## The records
%%

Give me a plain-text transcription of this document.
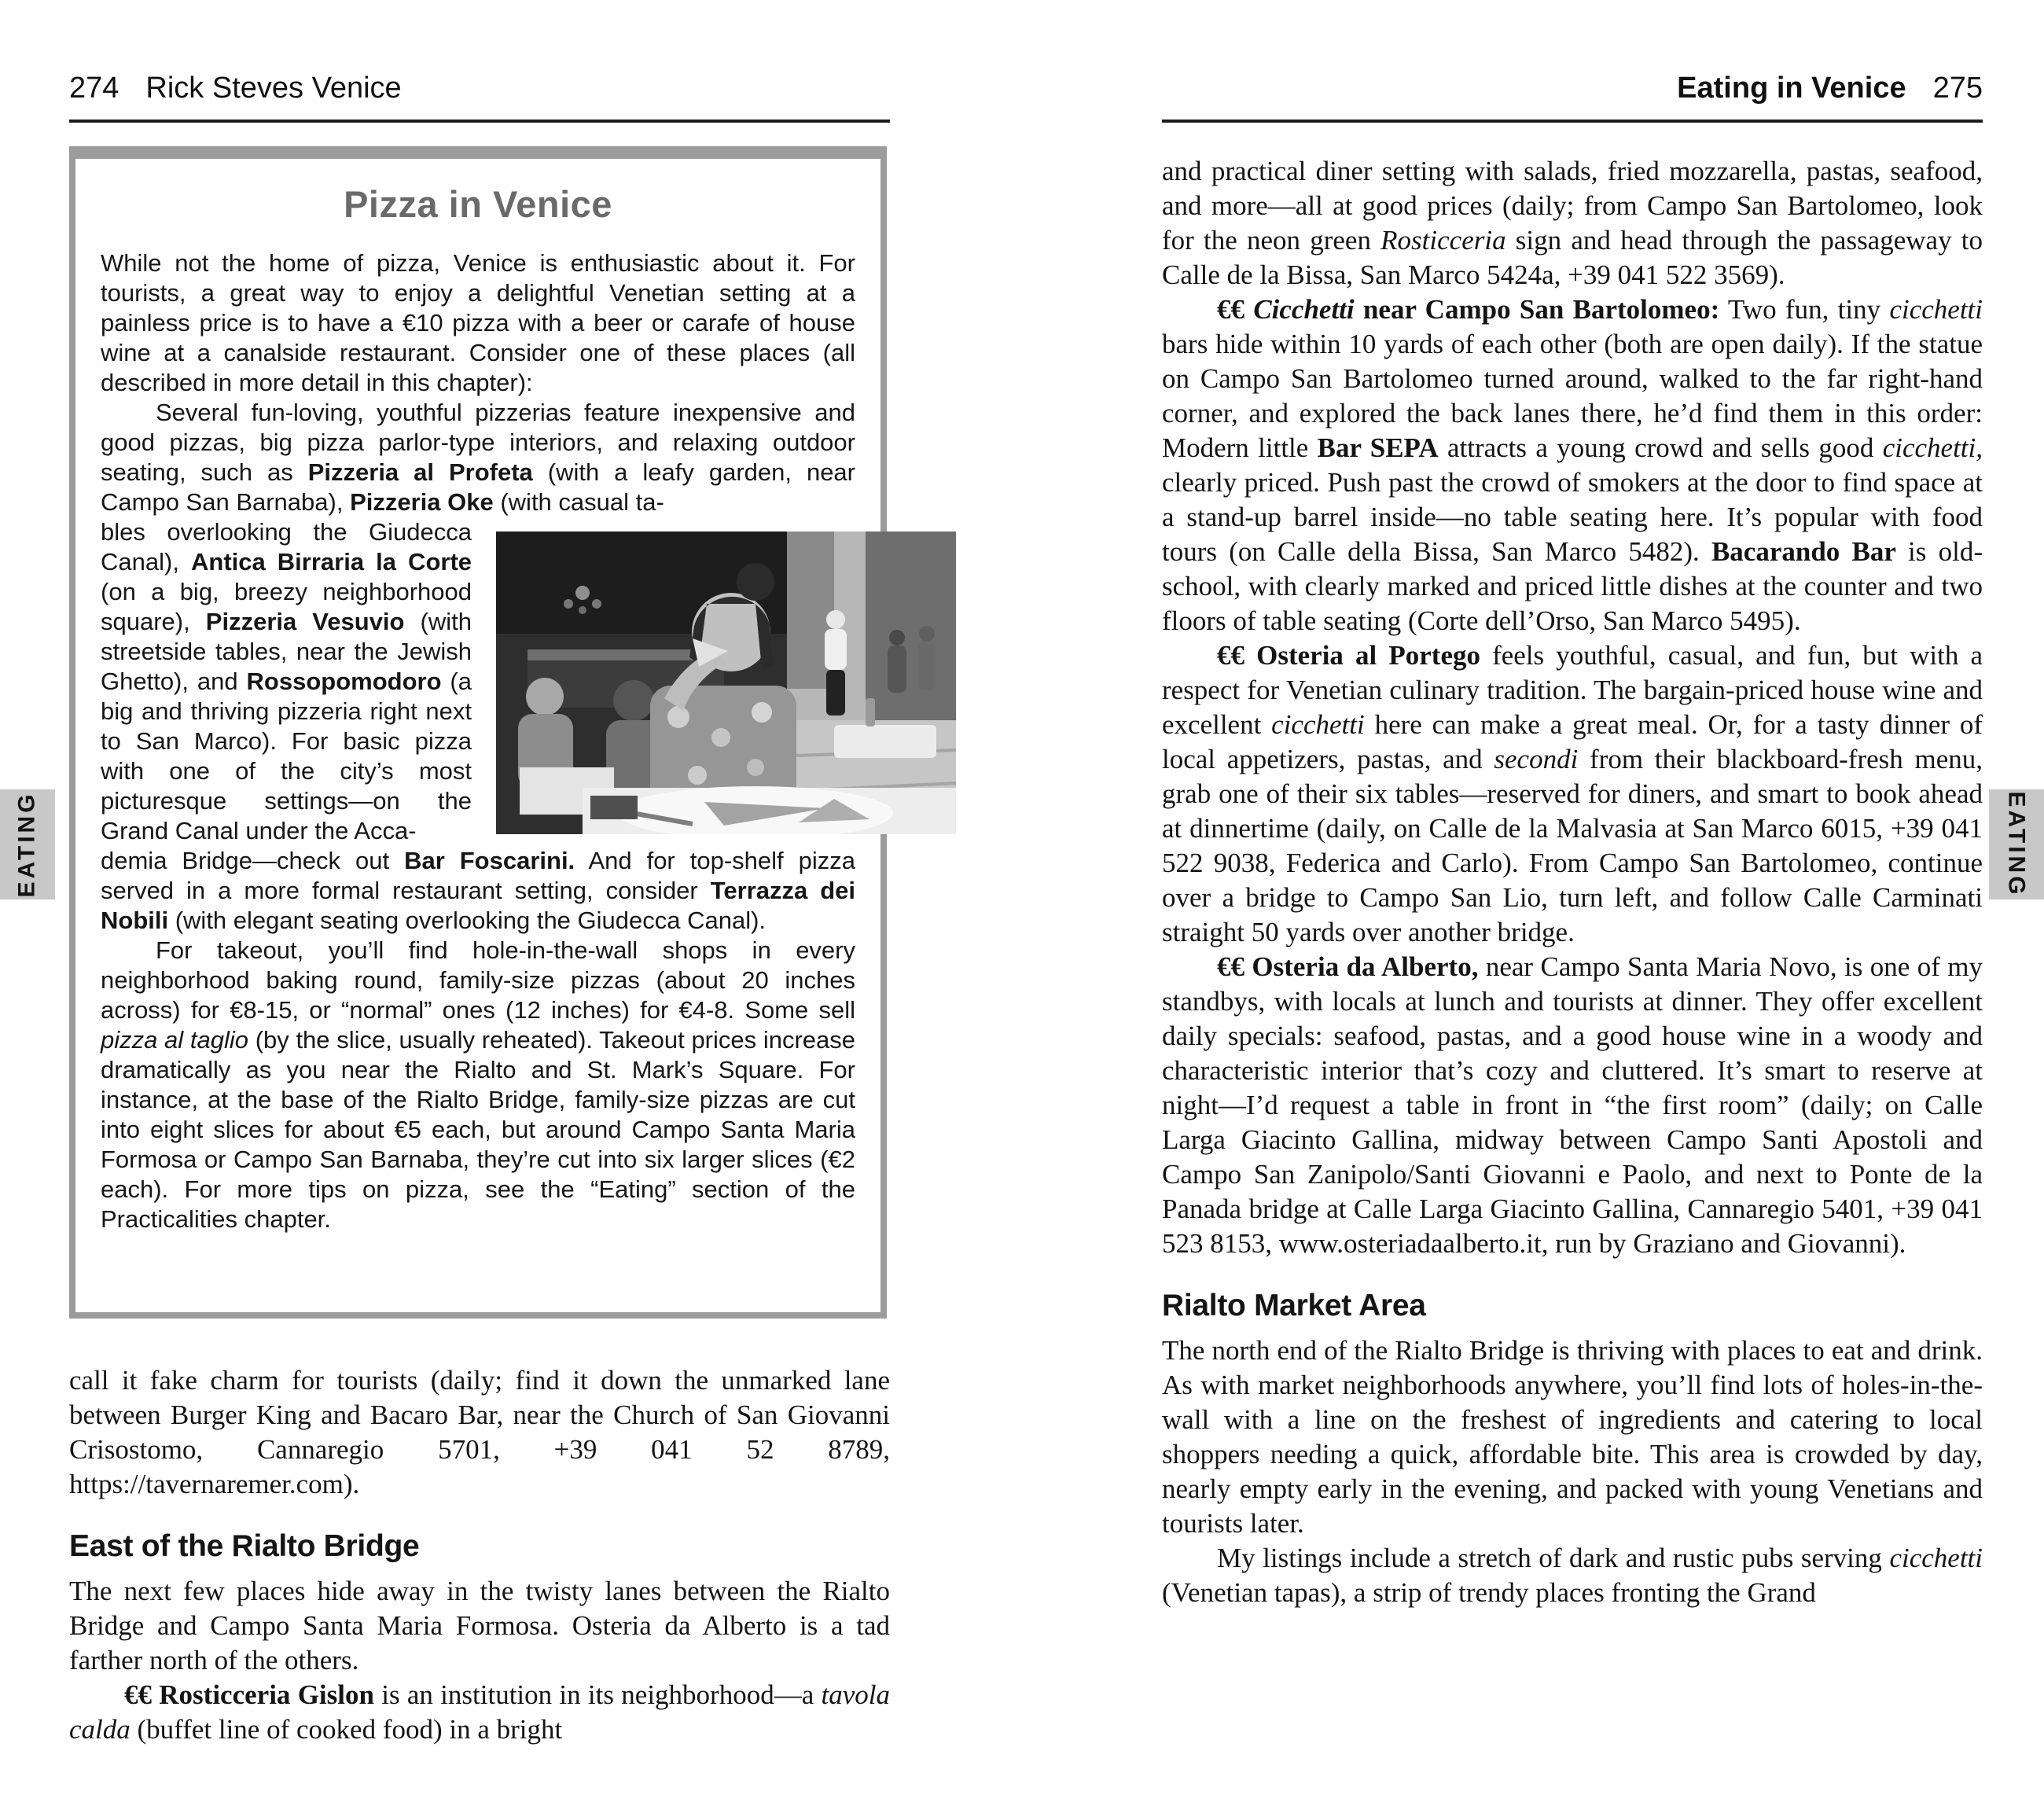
274 Rick Steves Venice
Pizza in Venice

While not the home of pizza, Venice is enthusiastic about it. For tourists, a great way to enjoy a delightful Venetian setting at a painless price is to have a €10 pizza with a beer or carafe of house wine at a canalside restaurant. Consider one of these places (all described in more detail in this chapter):

Several fun-loving, youthful pizzerias feature inexpensive and good pizzas, big pizza parlor-type interiors, and relaxing outdoor seating, such as Pizzeria al Profeta (with a leafy garden, near Campo San Barnaba), Pizzeria Oke (with casual ta-

bles overlooking the Giudecca Canal), Antica Birraria la Corte (on a big, breezy neighborhood square), Pizzeria Vesuvio (with streetside tables, near the Jewish Ghetto), and Rossopomodoro (a big and thriving pizzeria right next to San Marco). For basic pizza with one of the city’s most picturesque settings—on the Grand Canal under the Acca-

demia Bridge—check out Bar Foscarini. And for top-shelf pizza served in a more formal restaurant setting, consider Terrazza dei Nobili (with elegant seating overlooking the Giudecca Canal).

For takeout, you’ll find hole-in-the-wall shops in every neighborhood baking round, family-size pizzas (about 20 inches across) for €8-15, or “normal” ones (12 inches) for €4-8. Some sell pizza al taglio (by the slice, usually reheated). Takeout prices increase dramatically as you near the Rialto and St. Mark’s Square. For instance, at the base of the Rialto Bridge, family-size pizzas are cut into eight slices for about €5 each, but around Campo Santa Maria Formosa or Campo San Barnaba, they’re cut into six larger slices (€2 each). For more tips on pizza, see the “Eating” section of the Practicalities chapter.

EATING

call it fake charm for tourists (daily; find it down the unmarked lane between Burger King and Bacaro Bar, near the Church of San Giovanni Crisostomo, Cannaregio 5701, +39 041 52 8789, https://tavernaremer.com).

East of the Rialto Bridge

The next few places hide away in the twisty lanes between the Rialto Bridge and Campo Santa Maria Formosa. Osteria da Alberto is a tad farther north of the others.

€€ Rosticceria Gislon is an institution in its neighborhood—a tavola calda (buffet line of cooked food) in a bright

Eating in Venice 275

and practical diner setting with salads, fried mozzarella, pastas, seafood, and more—all at good prices (daily; from Campo San Bartolomeo, look for the neon green Rosticceria sign and head through the passageway to Calle de la Bissa, San Marco 5424a, +39 041 522 3569).

€€ Cicchetti near Campo San Bartolomeo: Two fun, tiny cicchetti bars hide within 10 yards of each other (both are open daily). If the statue on Campo San Bartolomeo turned around, walked to the far right-hand corner, and explored the back lanes there, he’d find them in this order: Modern little Bar SEPA attracts a young crowd and sells good cicchetti, clearly priced. Push past the crowd of smokers at the door to find space at a stand-up barrel inside—no table seating here. It’s popular with food tours (on Calle della Bissa, San Marco 5482). Bacarando Bar is old-school, with clearly marked and priced little dishes at the counter and two floors of table seating (Corte dell’Orso, San Marco 5495).

€€ Osteria al Portego feels youthful, casual, and fun, but with a respect for Venetian culinary tradition. The bargain-priced house wine and excellent cicchetti here can make a great meal. Or, for a tasty dinner of local appetizers, pastas, and secondi from their blackboard-fresh menu, grab one of their six tables—reserved for diners, and smart to book ahead at dinnertime (daily, on Calle de la Malvasia at San Marco 6015, +39 041 522 9038, Federica and Carlo). From Campo San Bartolomeo, continue over a bridge to Campo San Lio, turn left, and follow Calle Carminati straight 50 yards over another bridge.

€€ Osteria da Alberto, near Campo Santa Maria Novo, is one of my standbys, with locals at lunch and tourists at dinner. They offer excellent daily specials: seafood, pastas, and a good house wine in a woody and characteristic interior that’s cozy and cluttered. It’s smart to reserve at night—I’d request a table in front in “the first room” (daily; on Calle Larga Giacinto Gallina, midway between Campo Santi Apostoli and Campo San Zanipolo/Santi Giovanni e Paolo, and next to Ponte de la Panada bridge at Calle Larga Giacinto Gallina, Cannaregio 5401, +39 041 523 8153, www.osteriadaalberto.it, run by Graziano and Giovanni).

Rialto Market Area

The north end of the Rialto Bridge is thriving with places to eat and drink. As with market neighborhoods anywhere, you’ll find lots of holes-in-the-wall with a line on the freshest of ingredients and catering to local shoppers needing a quick, affordable bite. This area is crowded by day, nearly empty early in the evening, and packed with young Venetians and tourists later.

My listings include a stretch of dark and rustic pubs serving cicchetti (Venetian tapas), a strip of trendy places fronting the Grand

EATING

%%

## Problem description
Among these entries, how many lines include the string "Rosticceria"? Reply with the number by itself.

## Exercise answer
2